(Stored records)
════

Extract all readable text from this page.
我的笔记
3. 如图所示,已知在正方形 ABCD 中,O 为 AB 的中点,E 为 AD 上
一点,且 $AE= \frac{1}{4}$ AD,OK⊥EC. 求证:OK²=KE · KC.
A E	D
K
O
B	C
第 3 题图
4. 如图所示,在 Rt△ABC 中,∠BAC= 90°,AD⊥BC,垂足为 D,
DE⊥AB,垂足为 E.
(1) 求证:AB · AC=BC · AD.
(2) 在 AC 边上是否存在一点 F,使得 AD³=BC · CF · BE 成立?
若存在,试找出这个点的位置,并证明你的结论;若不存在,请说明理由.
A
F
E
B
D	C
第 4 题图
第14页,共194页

════

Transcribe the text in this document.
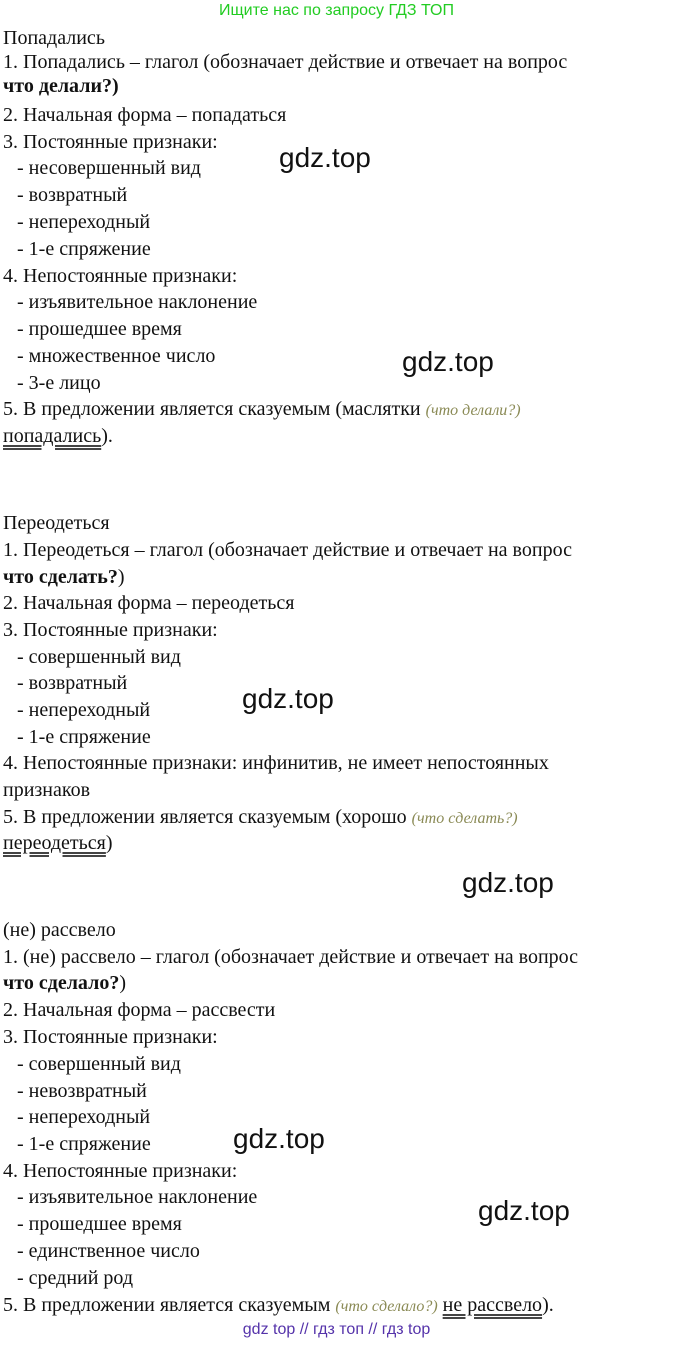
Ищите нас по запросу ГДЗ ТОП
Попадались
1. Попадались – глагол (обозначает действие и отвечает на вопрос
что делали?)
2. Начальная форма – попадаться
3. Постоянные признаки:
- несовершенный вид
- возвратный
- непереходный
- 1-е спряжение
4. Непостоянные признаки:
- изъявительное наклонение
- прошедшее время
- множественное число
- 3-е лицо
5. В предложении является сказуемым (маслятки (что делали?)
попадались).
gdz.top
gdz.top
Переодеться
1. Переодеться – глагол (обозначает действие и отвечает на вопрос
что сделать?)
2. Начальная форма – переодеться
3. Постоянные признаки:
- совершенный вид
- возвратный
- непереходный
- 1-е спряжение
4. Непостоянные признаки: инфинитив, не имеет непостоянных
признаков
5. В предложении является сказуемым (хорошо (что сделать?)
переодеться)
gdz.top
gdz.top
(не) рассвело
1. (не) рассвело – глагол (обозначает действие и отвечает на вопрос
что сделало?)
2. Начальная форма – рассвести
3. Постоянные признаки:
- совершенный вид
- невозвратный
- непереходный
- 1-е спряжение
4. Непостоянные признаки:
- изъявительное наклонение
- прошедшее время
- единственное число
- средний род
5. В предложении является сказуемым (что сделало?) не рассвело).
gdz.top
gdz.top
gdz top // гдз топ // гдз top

════

▸ What the task requires: Copy out every line from the material above in which the word "глагол" appears.

▸ Correct answer:
1. Попадались – глагол (обозначает действие и отвечает на вопрос
1. Переодеться – глагол (обозначает действие и отвечает на вопрос
1. (не) рассвело – глагол (обозначает действие и отвечает на вопрос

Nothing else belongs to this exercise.